>> start

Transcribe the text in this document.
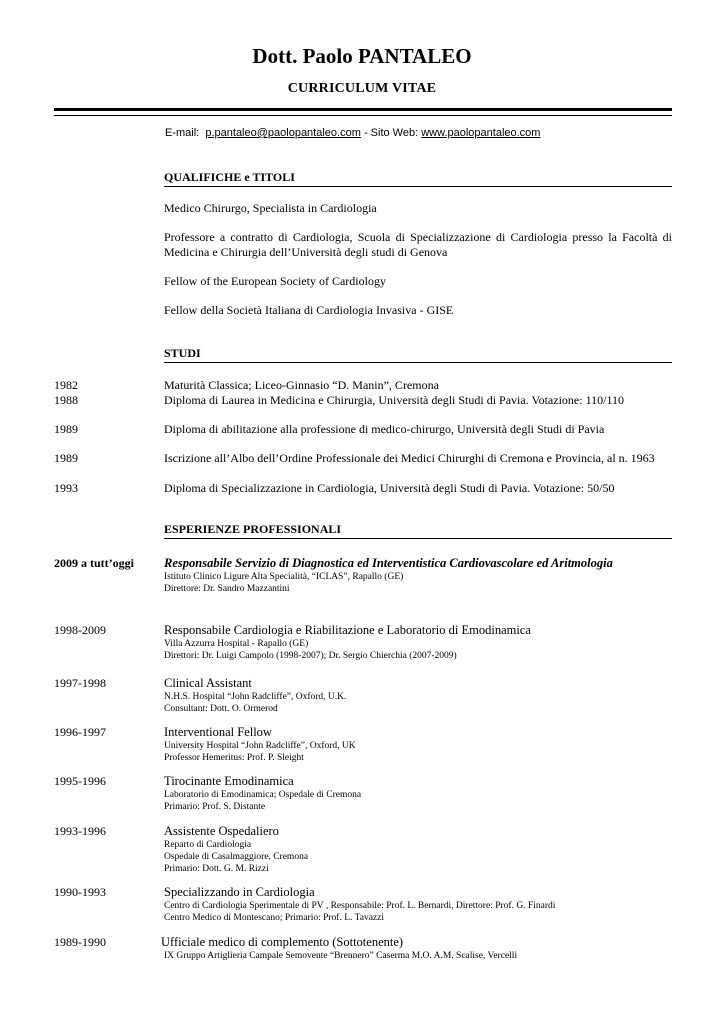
Dott. Paolo PANTALEO
CURRICULUM VITAE
E-mail: p.pantaleo@paolopantaleo.com - Sito Web: www.paolopantaleo.com
QUALIFICHE e TITOLI
Medico Chirurgo, Specialista in Cardiologia
Professore a contratto di Cardiologia, Scuola di Specializzazione di Cardiologia presso la Facoltà di Medicina e Chirurgia dell’Università degli studi di Genova
Fellow of the European Society of Cardiology
Fellow della Società Italiana di Cardiologia Invasiva - GISE
STUDI
1982	Maturità Classica; Liceo-Ginnasio “D. Manin”, Cremona
1988	Diploma di Laurea in Medicina e Chirurgia, Università degli Studi di Pavia. Votazione: 110/110
1989	Diploma di abilitazione alla professione di medico-chirurgo, Università degli Studi di Pavia
1989	Iscrizione all’Albo dell’Ordine Professionale dei Medici Chirurghi di Cremona e Provincia, al n. 1963
1993	Diploma di Specializzazione in Cardiologia, Università degli Studi di Pavia. Votazione: 50/50
ESPERIENZE PROFESSIONALI
2009 a tutt’oggi Responsabile Servizio di Diagnostica ed Interventistica Cardiovascolare ed Aritmologia
Istituto Clinico Ligure Alta Specialità, “ICLAS”, Rapallo (GE)
Direttore: Dr. Sandro Mazzantini
1998-2009	Responsabile Cardiologia e Riabilitazione e Laboratorio di Emodinamica
Villa Azzurra Hospital - Rapallo (GE)
Direttori: Dr. Luigi Campolo (1998-2007); Dr. Sergio Chierchia (2007-2009)
1997-1998	Clinical Assistant
N.H.S. Hospital “John Radcliffe”, Oxford, U.K.
Consultant: Dott. O. Ormerod
1996-1997	Interventional Fellow
University Hospital “John Radcliffe”, Oxford, UK
Professor Hemeritus: Prof. P. Sleight
1995-1996	Tirocinante Emodinamica
Laboratorio di Emodinamica; Ospedale di Cremona
Primario: Prof. S. Distante
1993-1996	Assistente Ospedaliero
Reparto di Cardiologia
Ospedale di Casalmaggiore, Cremona
Primario: Dott. G. M. Rizzi
1990-1993	Specializzando in Cardiologia
Centro di Cardiologia Sperimentale di PV , Responsabile: Prof. L. Bernardi, Direttore: Prof. G. Finardi
Centro Medico di Montescano; Primario: Prof. L. Tavazzi
1989-1990	Ufficiale medico di complemento (Sottotenente)
IX Gruppo Artiglieria Campale Semovente “Brennero” Caserma M.O. A.M. Scalise, Vercelli
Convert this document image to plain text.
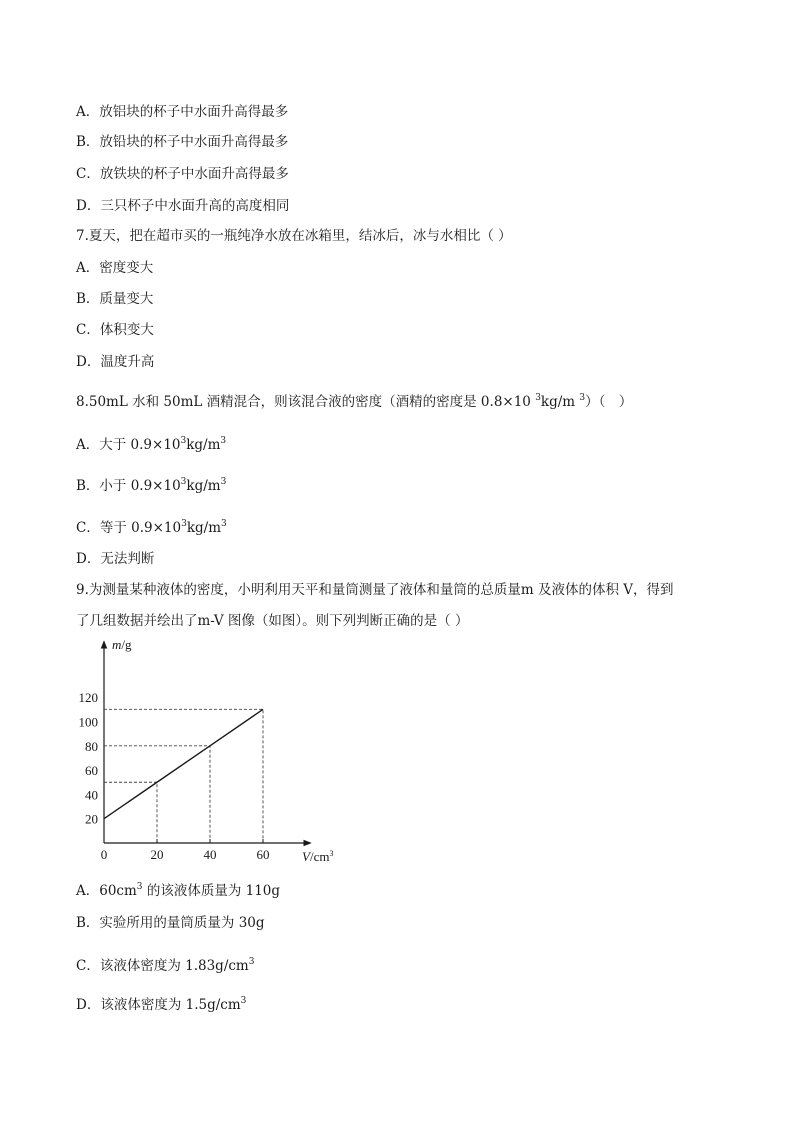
A．放铝块的杯子中水面升高得最多
B．放铅块的杯子中水面升高得最多
C．放铁块的杯子中水面升高得最多
D．三只杯子中水面升高的高度相同
7.夏天，把在超市买的一瓶纯净水放在冰箱里，结冰后，冰与水相比（ ）
A．密度变大
B．质量变大
C．体积变大
D．温度升高
8.50mL 水和 50mL 酒精混合，则该混合液的密度（酒精的密度是 0.8×10 $^3$kg/m $^3$）（　）
A．大于 $0.9\times 10^3kg/m^3$
B．小于 $0.9\times 10^3kg/m^3$
C．等于 $0.9\times 10^3kg/m^3$
D．无法判断
9.为测量某种液体的密度，小明利用天平和量筒测量了液体和量筒的总质量m 及液体的体积 V，得到
了几组数据并绘出了m-V 图像（如图）。则下列判断正确的是（ ）
0	20	40	60
20
40
60
80
100
120
m/g
$V/cm^3$
A．$60cm^3$ 的该液体质量为 110g
B．实验所用的量筒质量为 30g
C．该液体密度为 $1.83g/cm^3$
D．该液体密度为 $1.5g/cm^3$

>> end

» REQUIREMENT
Go over the data above and copy every line that has the word "Specializzazione" in it.

» SOLUTION TO THE PROBLEM
Professore a contratto di Cardiologia, Scuola di Specializzazione di Cardiologia presso la Facoltà di Medicina e Chirurgia dell’Università degli studi di Genova
1993	Diploma di Specializzazione in Cardiologia, Università degli Studi di Pavia. Votazione: 50/50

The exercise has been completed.